SET PROBLEM | Go through the data below line by line and count those containing the word "Madame". Reply with the count only.

DATA SHOWN |

§

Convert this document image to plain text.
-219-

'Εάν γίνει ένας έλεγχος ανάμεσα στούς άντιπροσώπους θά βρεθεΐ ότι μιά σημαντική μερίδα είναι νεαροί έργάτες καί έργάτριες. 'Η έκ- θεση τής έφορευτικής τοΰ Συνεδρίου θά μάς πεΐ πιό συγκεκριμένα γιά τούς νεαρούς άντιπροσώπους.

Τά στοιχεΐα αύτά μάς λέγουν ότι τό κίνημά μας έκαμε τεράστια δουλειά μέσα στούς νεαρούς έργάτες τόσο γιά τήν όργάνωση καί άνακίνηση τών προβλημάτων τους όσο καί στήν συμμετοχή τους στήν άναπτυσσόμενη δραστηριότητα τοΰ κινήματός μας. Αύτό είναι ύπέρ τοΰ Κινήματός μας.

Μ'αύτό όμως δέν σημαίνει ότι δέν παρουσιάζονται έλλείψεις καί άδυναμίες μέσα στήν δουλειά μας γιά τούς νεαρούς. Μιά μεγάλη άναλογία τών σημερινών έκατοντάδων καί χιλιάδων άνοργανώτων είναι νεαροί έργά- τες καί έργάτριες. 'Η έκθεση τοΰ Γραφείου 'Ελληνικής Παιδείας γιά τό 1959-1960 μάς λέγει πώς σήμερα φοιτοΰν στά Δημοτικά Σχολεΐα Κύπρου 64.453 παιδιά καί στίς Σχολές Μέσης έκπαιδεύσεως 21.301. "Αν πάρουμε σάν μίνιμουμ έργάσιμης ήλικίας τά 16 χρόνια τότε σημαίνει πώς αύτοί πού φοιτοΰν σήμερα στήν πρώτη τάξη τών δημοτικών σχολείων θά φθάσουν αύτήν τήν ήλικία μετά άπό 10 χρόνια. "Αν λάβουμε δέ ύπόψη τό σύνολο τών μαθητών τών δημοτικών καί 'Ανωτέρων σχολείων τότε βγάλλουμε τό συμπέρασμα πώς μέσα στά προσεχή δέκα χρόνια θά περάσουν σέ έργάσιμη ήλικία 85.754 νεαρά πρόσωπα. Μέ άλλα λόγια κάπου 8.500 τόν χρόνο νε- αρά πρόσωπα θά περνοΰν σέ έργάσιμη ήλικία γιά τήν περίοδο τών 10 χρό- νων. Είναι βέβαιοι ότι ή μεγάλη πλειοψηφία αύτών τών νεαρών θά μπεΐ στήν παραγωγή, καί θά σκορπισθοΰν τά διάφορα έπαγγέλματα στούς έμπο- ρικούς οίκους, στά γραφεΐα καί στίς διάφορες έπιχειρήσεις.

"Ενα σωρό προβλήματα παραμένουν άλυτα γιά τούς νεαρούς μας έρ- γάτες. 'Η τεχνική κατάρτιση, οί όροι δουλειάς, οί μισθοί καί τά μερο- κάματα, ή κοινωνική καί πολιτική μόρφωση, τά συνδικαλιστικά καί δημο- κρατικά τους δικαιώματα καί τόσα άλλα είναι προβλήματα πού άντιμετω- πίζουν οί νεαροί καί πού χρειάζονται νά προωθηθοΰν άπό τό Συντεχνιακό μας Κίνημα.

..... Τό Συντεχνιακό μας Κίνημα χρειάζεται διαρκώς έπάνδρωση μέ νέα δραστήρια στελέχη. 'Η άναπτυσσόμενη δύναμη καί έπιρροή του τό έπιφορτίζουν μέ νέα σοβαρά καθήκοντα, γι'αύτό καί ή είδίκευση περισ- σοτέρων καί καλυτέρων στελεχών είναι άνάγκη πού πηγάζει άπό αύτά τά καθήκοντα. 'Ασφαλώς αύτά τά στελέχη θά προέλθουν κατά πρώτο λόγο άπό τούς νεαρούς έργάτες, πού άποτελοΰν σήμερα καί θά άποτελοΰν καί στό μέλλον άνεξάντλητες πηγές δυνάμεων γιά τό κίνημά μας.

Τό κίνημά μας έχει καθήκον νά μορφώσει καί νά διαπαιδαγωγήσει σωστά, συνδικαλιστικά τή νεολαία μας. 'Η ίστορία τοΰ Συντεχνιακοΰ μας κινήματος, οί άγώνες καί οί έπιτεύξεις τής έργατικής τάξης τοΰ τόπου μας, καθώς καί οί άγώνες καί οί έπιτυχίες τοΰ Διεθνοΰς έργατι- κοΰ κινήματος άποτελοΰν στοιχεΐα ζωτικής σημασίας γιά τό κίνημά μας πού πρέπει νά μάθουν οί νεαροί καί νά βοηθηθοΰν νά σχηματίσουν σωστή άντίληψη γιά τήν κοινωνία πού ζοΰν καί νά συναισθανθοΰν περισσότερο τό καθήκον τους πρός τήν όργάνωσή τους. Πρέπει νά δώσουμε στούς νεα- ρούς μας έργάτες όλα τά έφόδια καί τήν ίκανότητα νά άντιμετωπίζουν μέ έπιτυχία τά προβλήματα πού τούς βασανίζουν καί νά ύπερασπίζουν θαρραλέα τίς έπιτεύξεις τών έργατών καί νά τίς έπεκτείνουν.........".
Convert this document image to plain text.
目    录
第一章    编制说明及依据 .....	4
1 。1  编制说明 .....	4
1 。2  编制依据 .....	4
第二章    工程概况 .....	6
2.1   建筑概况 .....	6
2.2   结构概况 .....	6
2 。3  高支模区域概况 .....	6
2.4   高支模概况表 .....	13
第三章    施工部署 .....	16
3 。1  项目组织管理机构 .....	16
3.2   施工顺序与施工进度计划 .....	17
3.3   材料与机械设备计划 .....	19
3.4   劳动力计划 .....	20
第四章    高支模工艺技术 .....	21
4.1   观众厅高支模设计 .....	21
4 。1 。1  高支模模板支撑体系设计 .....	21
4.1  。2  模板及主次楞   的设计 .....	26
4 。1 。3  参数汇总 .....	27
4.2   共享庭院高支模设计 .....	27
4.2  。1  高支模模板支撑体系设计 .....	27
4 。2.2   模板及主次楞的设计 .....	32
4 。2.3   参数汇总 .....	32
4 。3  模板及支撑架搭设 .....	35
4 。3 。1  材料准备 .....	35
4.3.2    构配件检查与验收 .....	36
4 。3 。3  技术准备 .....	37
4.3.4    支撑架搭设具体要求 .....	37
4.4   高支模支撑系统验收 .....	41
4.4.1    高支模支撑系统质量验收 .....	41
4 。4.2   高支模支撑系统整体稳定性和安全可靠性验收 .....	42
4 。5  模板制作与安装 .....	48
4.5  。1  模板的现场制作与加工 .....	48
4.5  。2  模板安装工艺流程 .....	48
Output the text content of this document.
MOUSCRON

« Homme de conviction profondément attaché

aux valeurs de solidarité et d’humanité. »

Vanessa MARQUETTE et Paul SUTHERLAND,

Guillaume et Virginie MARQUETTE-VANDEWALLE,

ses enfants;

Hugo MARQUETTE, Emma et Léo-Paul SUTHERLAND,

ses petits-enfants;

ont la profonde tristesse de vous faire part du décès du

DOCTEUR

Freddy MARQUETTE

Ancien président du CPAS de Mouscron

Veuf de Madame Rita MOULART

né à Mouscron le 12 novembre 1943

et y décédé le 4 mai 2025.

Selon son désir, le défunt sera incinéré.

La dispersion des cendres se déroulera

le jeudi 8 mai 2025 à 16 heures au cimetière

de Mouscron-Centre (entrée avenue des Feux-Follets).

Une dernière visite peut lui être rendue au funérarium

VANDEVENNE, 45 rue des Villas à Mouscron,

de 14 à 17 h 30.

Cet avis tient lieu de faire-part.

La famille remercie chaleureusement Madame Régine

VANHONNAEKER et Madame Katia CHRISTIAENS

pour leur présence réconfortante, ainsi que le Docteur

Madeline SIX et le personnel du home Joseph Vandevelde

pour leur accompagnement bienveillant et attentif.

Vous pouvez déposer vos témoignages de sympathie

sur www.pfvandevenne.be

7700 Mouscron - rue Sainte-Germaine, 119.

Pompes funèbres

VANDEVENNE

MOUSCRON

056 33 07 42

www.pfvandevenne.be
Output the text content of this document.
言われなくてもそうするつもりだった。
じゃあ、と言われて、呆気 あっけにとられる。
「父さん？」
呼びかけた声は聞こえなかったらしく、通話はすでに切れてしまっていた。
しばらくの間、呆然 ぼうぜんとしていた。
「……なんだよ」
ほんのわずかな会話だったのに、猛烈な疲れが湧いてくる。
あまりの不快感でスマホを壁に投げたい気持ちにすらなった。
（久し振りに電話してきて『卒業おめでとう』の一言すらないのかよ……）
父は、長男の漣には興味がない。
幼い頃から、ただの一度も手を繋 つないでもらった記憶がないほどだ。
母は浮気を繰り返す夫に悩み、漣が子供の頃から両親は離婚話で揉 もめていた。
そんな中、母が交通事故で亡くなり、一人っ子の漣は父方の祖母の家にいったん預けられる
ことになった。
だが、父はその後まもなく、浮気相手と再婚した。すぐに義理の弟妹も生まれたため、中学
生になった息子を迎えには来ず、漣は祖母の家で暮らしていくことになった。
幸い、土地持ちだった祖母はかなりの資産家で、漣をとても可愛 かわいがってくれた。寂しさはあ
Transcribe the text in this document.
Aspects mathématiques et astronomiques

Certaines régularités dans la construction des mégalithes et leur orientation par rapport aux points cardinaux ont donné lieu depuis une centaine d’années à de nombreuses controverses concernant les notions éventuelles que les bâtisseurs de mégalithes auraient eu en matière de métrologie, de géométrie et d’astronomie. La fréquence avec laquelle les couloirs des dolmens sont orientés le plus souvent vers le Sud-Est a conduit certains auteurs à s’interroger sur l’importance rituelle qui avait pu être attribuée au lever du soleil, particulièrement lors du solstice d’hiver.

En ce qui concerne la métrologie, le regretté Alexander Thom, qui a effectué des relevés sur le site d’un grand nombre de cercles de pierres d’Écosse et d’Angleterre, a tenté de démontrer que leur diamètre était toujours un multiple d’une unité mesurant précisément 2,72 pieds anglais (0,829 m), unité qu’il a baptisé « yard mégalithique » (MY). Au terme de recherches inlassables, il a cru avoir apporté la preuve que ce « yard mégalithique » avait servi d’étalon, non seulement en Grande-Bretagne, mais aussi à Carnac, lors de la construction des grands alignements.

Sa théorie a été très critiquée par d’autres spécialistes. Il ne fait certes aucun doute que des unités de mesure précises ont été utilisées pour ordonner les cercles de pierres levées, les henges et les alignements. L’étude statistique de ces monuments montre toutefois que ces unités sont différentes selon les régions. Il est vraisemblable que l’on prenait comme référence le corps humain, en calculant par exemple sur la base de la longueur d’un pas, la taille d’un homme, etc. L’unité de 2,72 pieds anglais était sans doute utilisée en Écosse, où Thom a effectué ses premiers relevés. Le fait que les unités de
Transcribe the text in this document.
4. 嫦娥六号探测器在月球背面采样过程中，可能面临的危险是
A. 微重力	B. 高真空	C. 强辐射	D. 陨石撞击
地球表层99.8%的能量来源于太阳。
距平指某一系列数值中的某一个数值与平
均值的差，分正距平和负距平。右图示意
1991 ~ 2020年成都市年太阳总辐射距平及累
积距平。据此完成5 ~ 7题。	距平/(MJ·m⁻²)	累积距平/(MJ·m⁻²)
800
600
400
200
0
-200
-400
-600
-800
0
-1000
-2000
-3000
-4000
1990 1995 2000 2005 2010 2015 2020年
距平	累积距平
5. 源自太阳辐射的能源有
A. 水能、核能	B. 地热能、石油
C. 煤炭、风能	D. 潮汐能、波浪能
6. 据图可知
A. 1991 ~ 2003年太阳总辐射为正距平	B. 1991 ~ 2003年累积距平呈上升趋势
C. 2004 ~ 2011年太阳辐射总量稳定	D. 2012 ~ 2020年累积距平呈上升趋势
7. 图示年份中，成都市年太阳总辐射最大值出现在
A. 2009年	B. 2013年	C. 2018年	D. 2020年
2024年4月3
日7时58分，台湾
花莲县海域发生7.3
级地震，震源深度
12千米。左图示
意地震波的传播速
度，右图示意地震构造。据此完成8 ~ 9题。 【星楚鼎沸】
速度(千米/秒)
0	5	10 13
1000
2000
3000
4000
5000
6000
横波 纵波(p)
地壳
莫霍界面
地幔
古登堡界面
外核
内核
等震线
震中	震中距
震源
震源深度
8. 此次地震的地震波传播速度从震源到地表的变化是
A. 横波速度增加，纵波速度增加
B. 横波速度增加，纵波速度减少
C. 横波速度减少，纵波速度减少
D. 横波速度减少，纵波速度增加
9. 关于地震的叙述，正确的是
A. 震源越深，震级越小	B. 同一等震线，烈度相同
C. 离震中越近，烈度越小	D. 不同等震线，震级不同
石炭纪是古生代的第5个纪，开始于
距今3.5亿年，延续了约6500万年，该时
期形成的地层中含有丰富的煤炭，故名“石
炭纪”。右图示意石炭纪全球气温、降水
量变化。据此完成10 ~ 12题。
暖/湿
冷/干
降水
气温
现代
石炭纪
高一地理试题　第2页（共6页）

§

OUTPUT BELOW | 3